Written task: Filter the records below down to lines containing "text".

Stored items
* * * * * * * * *

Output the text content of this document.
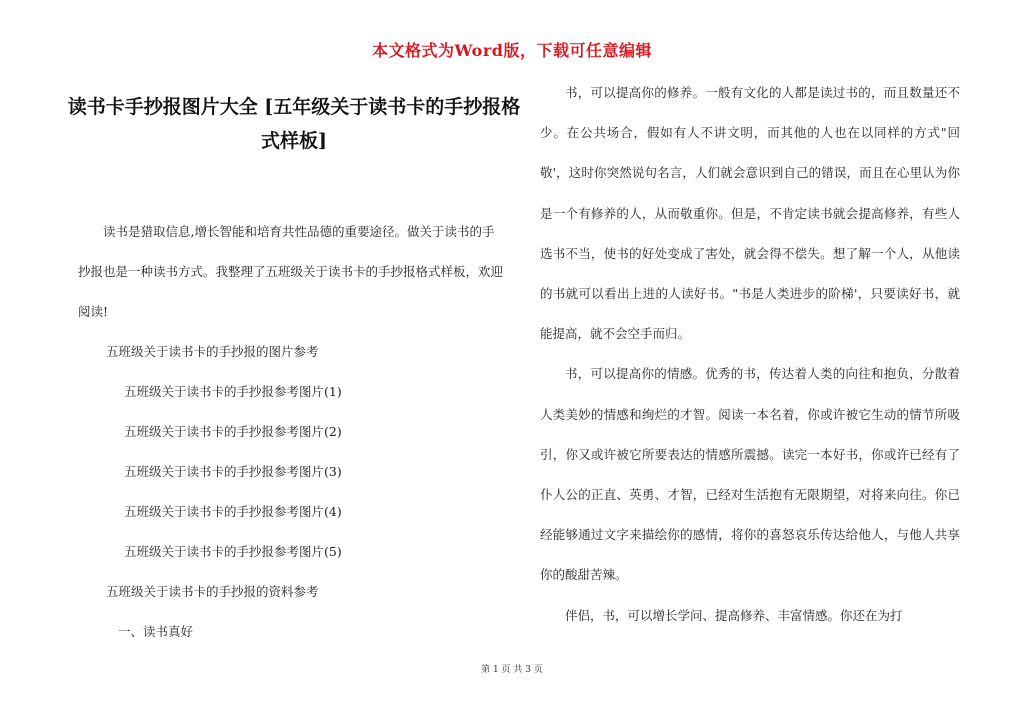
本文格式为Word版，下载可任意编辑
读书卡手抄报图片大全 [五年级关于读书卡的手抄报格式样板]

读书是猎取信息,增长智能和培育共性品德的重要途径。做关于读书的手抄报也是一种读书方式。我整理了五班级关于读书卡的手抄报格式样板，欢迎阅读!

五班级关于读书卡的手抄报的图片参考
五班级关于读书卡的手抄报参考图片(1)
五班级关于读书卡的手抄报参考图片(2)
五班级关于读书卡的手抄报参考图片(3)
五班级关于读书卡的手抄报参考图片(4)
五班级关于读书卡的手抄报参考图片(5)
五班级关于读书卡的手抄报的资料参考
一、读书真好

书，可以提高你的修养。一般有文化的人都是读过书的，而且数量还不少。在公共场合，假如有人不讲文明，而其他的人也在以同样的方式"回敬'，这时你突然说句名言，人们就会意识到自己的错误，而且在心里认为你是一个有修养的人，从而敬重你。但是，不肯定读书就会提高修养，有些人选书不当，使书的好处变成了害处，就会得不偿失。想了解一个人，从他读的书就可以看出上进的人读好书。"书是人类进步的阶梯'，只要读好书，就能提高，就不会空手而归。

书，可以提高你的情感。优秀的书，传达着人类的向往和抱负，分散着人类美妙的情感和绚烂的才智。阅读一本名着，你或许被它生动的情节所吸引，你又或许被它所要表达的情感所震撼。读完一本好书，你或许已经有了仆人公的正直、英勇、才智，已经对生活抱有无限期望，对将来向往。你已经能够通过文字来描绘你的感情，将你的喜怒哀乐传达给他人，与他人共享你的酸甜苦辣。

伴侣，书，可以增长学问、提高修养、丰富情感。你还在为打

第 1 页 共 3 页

* * * * * * * * *

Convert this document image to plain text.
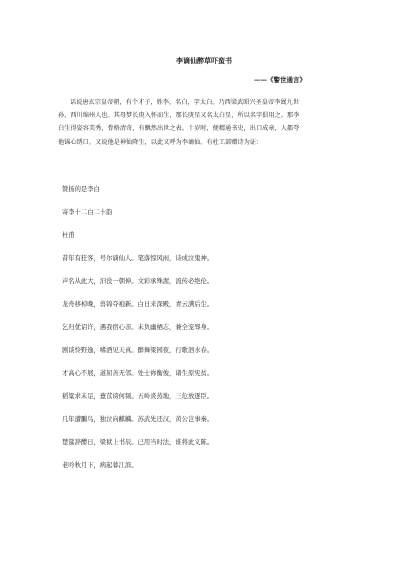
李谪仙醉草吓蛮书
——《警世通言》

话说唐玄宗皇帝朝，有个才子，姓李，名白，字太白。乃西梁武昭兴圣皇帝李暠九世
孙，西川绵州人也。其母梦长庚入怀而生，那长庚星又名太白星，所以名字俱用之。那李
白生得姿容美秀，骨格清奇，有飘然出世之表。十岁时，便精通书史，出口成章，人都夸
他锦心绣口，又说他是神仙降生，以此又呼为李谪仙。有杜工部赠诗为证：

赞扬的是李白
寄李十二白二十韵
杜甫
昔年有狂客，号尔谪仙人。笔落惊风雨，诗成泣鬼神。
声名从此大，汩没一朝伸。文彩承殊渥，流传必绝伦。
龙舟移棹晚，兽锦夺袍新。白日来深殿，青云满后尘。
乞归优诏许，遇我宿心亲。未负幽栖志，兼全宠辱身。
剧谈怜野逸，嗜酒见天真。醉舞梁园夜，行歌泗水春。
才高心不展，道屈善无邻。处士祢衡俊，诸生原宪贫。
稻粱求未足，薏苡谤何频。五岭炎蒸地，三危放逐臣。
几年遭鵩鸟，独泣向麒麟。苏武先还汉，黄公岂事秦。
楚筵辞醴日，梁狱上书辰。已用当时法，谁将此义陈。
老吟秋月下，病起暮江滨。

* * * * * * * * *

Solution to this exercise:
Output the text content of this document.
Convert this document image to plain text.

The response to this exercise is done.